*Task list*:
- a) From the biography of Denice Duff, list every actor named as appearing with her in her television movies of the week.
- b) In the biography of Denice Duff, extract the passage starting with "Denice Marie Duff" and going on through "Bernstein for representation.".

*Text excerpt*:
- - - - - - -
Denice Marie Duff (née Burker; born July 1, 1965 in New York City) is an American actress, director, and photographer, who is best known for her roles as Michelle Morgan in Full Moon Features' Subspecies series and as Amanda Browning in the long-running soap opera series The Young and the Restless.

Career
Denice was discovered by manager Jay Bernstein during a Hollywood Talent Search contest. She worked as an office intern in the contest office and the judges convinced her to audition. She was the only actress of 2000 who auditioned that was picked by Mr. Bernstein for representation.

Brought to the William Morris Agency, her first guest-starring role was on Northern Exposure. Other television roles were on Silk Stalkings, Reasonable Doubts, Matlock, Danger Theatre, The Young and The Restless, General Hospital, and Dream On.

Denice's television movies of the week include Double Jeopardy co-starring Bruce Boxleitner and Rachel Ward, and in Robin Cook's Invasion with Rebecca Gayheart and Luke Perry. She also starred in the movie Vampire Resurrection (2001).

Denice has performed on many nationally televised commercials such as the Fruit of the Loom campaign where she was the girl bopping about her bedroom trying to figure out what to wear and then finally flopping on a chair in nothing but her Fruit of the Loom underwear.

Denice has worked in a variety of films and has starred in such low-budget films as Bloodfist V: Human Target, Hell Comes to Frogtown II and Phoenix. She stars in Full Moon Entertainment's Subspecies series, in parts II, III, and IV.

Denice converted her garage into a photography studio and decided to go professional after test-shooting two friends. She has since photographed hundreds of artists, actors and musicians. Denice is a Scientologist. In 2015 Duff played the mid wife character Wendy on a few episodes of the long running soap opera Days of Our Lives.
- - - - - - -
*Collected data entries*:
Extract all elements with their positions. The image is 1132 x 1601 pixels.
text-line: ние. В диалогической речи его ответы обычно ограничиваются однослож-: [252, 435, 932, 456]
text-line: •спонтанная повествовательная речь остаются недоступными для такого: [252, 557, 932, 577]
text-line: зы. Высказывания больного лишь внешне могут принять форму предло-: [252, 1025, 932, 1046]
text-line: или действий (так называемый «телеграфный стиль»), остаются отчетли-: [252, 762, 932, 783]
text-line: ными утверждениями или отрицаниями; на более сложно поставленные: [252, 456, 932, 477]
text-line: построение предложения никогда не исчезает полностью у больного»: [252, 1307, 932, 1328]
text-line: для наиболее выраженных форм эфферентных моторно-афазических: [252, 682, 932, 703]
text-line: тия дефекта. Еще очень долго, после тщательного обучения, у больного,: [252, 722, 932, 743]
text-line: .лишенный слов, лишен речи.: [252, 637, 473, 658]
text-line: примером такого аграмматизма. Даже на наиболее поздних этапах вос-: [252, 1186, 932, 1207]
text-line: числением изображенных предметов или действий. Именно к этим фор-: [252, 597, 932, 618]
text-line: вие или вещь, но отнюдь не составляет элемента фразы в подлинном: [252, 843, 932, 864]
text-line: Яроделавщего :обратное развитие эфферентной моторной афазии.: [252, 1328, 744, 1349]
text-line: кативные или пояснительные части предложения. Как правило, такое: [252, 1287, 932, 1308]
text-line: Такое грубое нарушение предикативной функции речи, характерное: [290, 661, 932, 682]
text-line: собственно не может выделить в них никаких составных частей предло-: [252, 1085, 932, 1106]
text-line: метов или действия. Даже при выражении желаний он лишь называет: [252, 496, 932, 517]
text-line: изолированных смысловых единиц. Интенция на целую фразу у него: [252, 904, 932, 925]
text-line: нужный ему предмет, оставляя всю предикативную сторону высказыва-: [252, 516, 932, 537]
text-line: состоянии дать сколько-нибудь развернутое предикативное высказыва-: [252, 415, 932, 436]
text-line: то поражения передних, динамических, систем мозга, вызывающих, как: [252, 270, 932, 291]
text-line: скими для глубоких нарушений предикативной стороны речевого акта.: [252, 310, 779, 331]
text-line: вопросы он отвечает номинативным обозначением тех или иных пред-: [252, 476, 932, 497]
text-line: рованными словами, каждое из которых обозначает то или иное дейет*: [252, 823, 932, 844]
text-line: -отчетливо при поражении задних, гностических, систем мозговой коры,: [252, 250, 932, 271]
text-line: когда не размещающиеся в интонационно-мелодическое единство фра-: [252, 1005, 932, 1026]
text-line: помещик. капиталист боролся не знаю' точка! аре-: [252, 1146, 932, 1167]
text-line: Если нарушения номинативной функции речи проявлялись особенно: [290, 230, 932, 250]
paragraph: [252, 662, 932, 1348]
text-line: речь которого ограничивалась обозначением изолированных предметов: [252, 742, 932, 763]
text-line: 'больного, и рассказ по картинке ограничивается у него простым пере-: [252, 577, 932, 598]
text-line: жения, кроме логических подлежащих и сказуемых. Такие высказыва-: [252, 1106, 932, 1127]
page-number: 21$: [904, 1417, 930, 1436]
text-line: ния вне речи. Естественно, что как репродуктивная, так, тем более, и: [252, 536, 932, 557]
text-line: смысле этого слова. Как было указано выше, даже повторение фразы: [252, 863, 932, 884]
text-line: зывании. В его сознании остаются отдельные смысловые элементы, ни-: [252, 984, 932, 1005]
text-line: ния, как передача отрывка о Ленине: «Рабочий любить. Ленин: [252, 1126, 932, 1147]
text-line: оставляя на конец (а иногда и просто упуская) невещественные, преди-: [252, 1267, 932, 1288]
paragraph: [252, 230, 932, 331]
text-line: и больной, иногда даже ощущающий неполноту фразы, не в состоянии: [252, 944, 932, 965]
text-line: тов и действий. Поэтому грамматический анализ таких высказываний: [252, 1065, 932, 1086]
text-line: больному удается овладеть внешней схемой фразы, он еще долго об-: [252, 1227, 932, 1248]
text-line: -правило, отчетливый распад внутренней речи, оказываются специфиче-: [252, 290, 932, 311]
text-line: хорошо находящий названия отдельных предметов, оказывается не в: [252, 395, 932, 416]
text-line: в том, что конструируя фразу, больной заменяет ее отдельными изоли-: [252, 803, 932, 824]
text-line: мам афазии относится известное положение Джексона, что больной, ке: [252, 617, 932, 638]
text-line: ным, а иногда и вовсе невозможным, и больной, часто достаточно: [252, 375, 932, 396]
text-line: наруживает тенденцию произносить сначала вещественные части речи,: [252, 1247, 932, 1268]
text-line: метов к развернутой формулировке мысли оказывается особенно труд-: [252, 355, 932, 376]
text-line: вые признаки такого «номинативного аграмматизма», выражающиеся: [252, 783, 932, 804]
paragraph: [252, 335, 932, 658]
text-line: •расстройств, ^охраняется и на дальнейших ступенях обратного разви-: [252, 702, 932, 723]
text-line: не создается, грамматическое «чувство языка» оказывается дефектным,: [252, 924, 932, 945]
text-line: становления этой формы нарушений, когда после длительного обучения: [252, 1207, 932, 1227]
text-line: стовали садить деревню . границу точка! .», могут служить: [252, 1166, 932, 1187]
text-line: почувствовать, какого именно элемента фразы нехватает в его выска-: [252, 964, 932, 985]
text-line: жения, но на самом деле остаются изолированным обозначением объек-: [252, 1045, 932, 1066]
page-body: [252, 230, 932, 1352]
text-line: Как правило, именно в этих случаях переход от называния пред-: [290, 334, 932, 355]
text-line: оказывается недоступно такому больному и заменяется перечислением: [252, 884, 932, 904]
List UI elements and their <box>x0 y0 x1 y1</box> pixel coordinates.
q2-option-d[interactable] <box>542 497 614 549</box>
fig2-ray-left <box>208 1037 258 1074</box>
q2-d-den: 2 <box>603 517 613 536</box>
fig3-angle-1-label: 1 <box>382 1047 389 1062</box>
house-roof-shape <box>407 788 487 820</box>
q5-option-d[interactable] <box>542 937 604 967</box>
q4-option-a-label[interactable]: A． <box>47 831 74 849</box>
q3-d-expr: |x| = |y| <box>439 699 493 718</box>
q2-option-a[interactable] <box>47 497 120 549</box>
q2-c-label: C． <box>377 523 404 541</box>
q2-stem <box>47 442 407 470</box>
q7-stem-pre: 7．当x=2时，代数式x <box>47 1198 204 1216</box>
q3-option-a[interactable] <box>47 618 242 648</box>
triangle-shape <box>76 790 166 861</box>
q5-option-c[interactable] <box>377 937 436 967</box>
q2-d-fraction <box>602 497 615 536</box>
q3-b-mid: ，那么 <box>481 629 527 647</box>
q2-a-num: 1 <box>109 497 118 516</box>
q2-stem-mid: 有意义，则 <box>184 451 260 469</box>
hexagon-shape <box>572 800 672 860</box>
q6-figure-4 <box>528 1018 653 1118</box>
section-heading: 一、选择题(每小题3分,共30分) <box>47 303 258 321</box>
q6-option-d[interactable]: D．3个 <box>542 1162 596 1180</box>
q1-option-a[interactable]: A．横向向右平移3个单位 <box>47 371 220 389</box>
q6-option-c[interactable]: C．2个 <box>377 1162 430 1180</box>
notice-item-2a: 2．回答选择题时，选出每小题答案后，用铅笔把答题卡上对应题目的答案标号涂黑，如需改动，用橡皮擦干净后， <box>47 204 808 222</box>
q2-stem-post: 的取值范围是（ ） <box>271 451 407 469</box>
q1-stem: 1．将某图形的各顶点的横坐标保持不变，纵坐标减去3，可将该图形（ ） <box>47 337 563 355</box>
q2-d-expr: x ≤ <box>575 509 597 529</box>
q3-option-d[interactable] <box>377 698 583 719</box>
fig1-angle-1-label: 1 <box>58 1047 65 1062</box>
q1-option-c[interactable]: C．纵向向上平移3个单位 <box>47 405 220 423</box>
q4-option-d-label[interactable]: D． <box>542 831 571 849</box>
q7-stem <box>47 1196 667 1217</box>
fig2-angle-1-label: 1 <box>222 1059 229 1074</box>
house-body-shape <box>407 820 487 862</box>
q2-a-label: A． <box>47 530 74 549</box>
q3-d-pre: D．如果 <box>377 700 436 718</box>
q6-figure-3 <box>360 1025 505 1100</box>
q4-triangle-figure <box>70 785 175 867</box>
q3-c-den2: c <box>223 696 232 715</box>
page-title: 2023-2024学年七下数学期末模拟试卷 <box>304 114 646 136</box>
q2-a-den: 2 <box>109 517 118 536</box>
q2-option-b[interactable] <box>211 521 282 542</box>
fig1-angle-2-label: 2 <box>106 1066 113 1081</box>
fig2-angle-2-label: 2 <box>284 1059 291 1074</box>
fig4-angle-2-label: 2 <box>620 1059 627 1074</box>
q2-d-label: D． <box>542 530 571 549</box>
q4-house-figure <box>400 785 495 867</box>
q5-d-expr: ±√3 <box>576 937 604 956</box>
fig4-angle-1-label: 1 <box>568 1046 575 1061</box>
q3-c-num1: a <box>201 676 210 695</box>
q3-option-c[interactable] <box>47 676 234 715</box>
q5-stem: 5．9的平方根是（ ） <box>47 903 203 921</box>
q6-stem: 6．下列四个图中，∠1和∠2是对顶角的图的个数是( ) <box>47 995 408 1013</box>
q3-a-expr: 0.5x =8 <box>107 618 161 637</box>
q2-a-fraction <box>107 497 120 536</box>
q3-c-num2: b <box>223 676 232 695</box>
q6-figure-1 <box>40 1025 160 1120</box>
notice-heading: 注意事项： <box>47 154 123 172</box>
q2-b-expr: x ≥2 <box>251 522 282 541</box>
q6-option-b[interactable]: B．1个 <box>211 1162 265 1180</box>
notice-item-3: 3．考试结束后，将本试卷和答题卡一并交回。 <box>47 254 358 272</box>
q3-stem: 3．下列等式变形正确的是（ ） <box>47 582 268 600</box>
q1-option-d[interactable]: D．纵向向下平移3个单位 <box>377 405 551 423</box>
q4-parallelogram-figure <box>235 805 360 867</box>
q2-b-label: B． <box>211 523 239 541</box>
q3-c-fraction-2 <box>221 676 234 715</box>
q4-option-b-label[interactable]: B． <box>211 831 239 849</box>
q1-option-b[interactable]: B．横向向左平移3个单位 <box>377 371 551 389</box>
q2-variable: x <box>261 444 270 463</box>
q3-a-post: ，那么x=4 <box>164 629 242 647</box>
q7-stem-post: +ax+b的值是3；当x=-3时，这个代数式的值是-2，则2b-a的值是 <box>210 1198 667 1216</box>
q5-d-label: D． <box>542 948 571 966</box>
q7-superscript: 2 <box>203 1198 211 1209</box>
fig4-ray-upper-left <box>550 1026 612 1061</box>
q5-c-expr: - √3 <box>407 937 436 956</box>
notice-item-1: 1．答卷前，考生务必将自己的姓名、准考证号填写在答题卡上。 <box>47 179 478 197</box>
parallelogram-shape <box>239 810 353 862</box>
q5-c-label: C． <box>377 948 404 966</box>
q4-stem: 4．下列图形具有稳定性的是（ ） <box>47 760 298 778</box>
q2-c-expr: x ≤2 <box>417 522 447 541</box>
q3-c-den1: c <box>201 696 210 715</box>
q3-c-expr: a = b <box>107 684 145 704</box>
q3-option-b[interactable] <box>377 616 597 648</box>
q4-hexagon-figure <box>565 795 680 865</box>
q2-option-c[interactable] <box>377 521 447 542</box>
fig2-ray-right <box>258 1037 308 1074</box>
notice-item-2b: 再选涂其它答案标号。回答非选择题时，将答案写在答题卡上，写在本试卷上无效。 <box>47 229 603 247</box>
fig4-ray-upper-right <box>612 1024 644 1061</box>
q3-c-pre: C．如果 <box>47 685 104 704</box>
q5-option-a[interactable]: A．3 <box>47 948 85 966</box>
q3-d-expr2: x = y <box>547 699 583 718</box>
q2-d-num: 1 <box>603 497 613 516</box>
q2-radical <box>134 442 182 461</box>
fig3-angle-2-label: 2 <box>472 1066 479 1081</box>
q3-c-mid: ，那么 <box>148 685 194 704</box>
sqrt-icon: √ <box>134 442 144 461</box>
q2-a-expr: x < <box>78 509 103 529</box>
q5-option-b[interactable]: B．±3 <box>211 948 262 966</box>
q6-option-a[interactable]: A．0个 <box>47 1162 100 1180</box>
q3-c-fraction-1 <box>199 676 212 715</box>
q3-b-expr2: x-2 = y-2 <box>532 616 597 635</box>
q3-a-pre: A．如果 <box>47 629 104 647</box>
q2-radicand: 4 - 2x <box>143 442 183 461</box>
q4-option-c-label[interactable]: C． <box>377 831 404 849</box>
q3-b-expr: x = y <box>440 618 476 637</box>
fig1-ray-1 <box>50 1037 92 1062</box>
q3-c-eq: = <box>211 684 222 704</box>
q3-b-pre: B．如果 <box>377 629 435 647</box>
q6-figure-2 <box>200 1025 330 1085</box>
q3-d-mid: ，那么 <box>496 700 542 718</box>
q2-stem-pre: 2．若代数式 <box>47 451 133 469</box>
- - - - - - -
*Responses to the tasks*:
- a) Bruce Boxleitner, Rachel Ward, Rebecca Gayheart, Luke Perry

- b)
Denice Marie Duff (née Burker; born July 1, 1965 in New York City) is an American actress, director, and photographer, who is best known for her roles as Michelle Morgan in Full Moon Features' Subspecies series and as Amanda Browning in the long-running soap opera series The Young and the Restless.

Career
Denice was discovered by manager Jay Bernstein during a Hollywood Talent Search contest. She worked as an office intern in the contest office and the judges convinced her to audition. She was the only actress of 2000 who auditioned that was picked by Mr. Bernstein for representation.